### Stored records

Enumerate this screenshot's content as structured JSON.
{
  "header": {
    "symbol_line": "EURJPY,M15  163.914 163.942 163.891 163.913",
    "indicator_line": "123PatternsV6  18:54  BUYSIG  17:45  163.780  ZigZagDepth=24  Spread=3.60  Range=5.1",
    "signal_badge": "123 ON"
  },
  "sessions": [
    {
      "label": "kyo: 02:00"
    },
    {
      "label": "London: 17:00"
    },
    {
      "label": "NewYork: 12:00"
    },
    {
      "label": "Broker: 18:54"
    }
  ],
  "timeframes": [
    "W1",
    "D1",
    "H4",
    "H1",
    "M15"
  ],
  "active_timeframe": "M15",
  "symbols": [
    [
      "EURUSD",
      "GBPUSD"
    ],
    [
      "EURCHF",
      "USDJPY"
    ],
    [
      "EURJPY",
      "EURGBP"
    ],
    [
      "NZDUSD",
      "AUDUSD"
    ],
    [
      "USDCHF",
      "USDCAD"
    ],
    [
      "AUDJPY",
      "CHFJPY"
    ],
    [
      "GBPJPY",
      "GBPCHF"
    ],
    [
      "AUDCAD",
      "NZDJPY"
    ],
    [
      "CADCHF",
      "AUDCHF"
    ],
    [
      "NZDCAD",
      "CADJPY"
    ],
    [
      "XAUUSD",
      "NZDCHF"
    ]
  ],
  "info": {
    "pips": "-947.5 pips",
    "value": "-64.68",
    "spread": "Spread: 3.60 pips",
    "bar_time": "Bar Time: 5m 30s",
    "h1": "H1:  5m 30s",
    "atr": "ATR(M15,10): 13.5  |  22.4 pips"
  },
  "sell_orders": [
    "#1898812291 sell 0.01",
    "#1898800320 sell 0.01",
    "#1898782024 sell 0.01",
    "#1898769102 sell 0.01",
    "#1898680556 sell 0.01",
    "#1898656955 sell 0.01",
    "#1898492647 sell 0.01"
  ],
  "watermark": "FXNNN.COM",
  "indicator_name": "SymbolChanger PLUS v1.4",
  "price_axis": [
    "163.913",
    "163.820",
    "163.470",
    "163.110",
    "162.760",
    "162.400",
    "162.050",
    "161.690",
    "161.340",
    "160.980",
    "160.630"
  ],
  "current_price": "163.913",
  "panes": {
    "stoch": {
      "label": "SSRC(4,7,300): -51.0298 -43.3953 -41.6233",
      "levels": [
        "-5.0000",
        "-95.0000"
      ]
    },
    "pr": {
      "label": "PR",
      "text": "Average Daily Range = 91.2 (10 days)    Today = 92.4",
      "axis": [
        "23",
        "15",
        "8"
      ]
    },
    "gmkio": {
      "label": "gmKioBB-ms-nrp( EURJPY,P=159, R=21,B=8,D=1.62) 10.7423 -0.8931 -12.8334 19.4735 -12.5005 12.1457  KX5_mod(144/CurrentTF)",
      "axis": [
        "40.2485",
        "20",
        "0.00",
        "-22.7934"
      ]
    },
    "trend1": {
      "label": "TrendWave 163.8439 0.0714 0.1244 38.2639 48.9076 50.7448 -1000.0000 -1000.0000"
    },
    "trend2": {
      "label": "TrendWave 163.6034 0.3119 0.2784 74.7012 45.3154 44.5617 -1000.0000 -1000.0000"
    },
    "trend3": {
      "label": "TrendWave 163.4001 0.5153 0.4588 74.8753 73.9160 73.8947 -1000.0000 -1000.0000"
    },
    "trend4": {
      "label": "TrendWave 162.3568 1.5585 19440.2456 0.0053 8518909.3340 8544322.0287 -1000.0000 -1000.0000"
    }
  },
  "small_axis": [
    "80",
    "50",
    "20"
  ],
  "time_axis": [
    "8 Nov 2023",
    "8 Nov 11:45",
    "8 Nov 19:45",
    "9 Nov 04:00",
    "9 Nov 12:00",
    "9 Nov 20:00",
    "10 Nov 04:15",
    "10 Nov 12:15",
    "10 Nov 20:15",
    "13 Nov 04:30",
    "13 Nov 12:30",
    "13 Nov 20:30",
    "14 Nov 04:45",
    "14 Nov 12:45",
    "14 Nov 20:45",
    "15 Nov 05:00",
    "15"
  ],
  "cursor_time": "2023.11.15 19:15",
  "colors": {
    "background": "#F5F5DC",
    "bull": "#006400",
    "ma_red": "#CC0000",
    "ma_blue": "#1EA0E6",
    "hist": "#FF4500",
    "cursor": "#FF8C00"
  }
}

######

Set down the material above again, word for word.

Task response
Enumerate this screenshot's content as structured JSON.
{
  "header": {
    "symbol_line": "EURJPY,M15  163.914 163.942 163.891 163.913",
    "indicator_line": "123PatternsV6  18:54  BUYSIG  17:45  163.780  ZigZagDepth=24  Spread=3.60  Range=5.1",
    "signal_badge": "123 ON"
  },
  "sessions": [
    {
      "label": "kyo: 02:00"
    },
    {
      "label": "London: 17:00"
    },
    {
      "label": "NewYork: 12:00"
    },
    {
      "label": "Broker: 18:54"
    }
  ],
  "timeframes": [
    "W1",
    "D1",
    "H4",
    "H1",
    "M15"
  ],
  "active_timeframe": "M15",
  "symbols": [
    [
      "EURUSD",
      "GBPUSD"
    ],
    [
      "EURCHF",
      "USDJPY"
    ],
    [
      "EURJPY",
      "EURGBP"
    ],
    [
      "NZDUSD",
      "AUDUSD"
    ],
    [
      "USDCHF",
      "USDCAD"
    ],
    [
      "AUDJPY",
      "CHFJPY"
    ],
    [
      "GBPJPY",
      "GBPCHF"
    ],
    [
      "AUDCAD",
      "NZDJPY"
    ],
    [
      "CADCHF",
      "AUDCHF"
    ],
    [
      "NZDCAD",
      "CADJPY"
    ],
    [
      "XAUUSD",
      "NZDCHF"
    ]
  ],
  "info": {
    "pips": "-947.5 pips",
    "value": "-64.68",
    "spread": "Spread: 3.60 pips",
    "bar_time": "Bar Time: 5m 30s",
    "h1": "H1:  5m 30s",
    "atr": "ATR(M15,10): 13.5  |  22.4 pips"
  },
  "sell_orders": [
    "#1898812291 sell 0.01",
    "#1898800320 sell 0.01",
    "#1898782024 sell 0.01",
    "#1898769102 sell 0.01",
    "#1898680556 sell 0.01",
    "#1898656955 sell 0.01",
    "#1898492647 sell 0.01"
  ],
  "watermark": "FXNNN.COM",
  "indicator_name": "SymbolChanger PLUS v1.4",
  "price_axis": [
    "163.913",
    "163.820",
    "163.470",
    "163.110",
    "162.760",
    "162.400",
    "162.050",
    "161.690",
    "161.340",
    "160.980",
    "160.630"
  ],
  "current_price": "163.913",
  "panes": {
    "stoch": {
      "label": "SSRC(4,7,300): -51.0298 -43.3953 -41.6233",
      "levels": [
        "-5.0000",
        "-95.0000"
      ]
    },
    "pr": {
      "label": "PR",
      "text": "Average Daily Range = 91.2 (10 days)    Today = 92.4",
      "axis": [
        "23",
        "15",
        "8"
      ]
    },
    "gmkio": {
      "label": "gmKioBB-ms-nrp( EURJPY,P=159, R=21,B=8,D=1.62) 10.7423 -0.8931 -12.8334 19.4735 -12.5005 12.1457  KX5_mod(144/CurrentTF)",
      "axis": [
        "40.2485",
        "20",
        "0.00",
        "-22.7934"
      ]
    },
    "trend1": {
      "label": "TrendWave 163.8439 0.0714 0.1244 38.2639 48.9076 50.7448 -1000.0000 -1000.0000"
    },
    "trend2": {
      "label": "TrendWave 163.6034 0.3119 0.2784 74.7012 45.3154 44.5617 -1000.0000 -1000.0000"
    },
    "trend3": {
      "label": "TrendWave 163.4001 0.5153 0.4588 74.8753 73.9160 73.8947 -1000.0000 -1000.0000"
    },
    "trend4": {
      "label": "TrendWave 162.3568 1.5585 19440.2456 0.0053 8518909.3340 8544322.0287 -1000.0000 -1000.0000"
    }
  },
  "small_axis": [
    "80",
    "50",
    "20"
  ],
  "time_axis": [
    "8 Nov 2023",
    "8 Nov 11:45",
    "8 Nov 19:45",
    "9 Nov 04:00",
    "9 Nov 12:00",
    "9 Nov 20:00",
    "10 Nov 04:15",
    "10 Nov 12:15",
    "10 Nov 20:15",
    "13 Nov 04:30",
    "13 Nov 12:30",
    "13 Nov 20:30",
    "14 Nov 04:45",
    "14 Nov 12:45",
    "14 Nov 20:45",
    "15 Nov 05:00",
    "15"
  ],
  "cursor_time": "2023.11.15 19:15",
  "colors": {
    "background": "#F5F5DC",
    "bull": "#006400",
    "ma_red": "#CC0000",
    "ma_blue": "#1EA0E6",
    "hist": "#FF4500",
    "cursor": "#FF8C00"
  }
}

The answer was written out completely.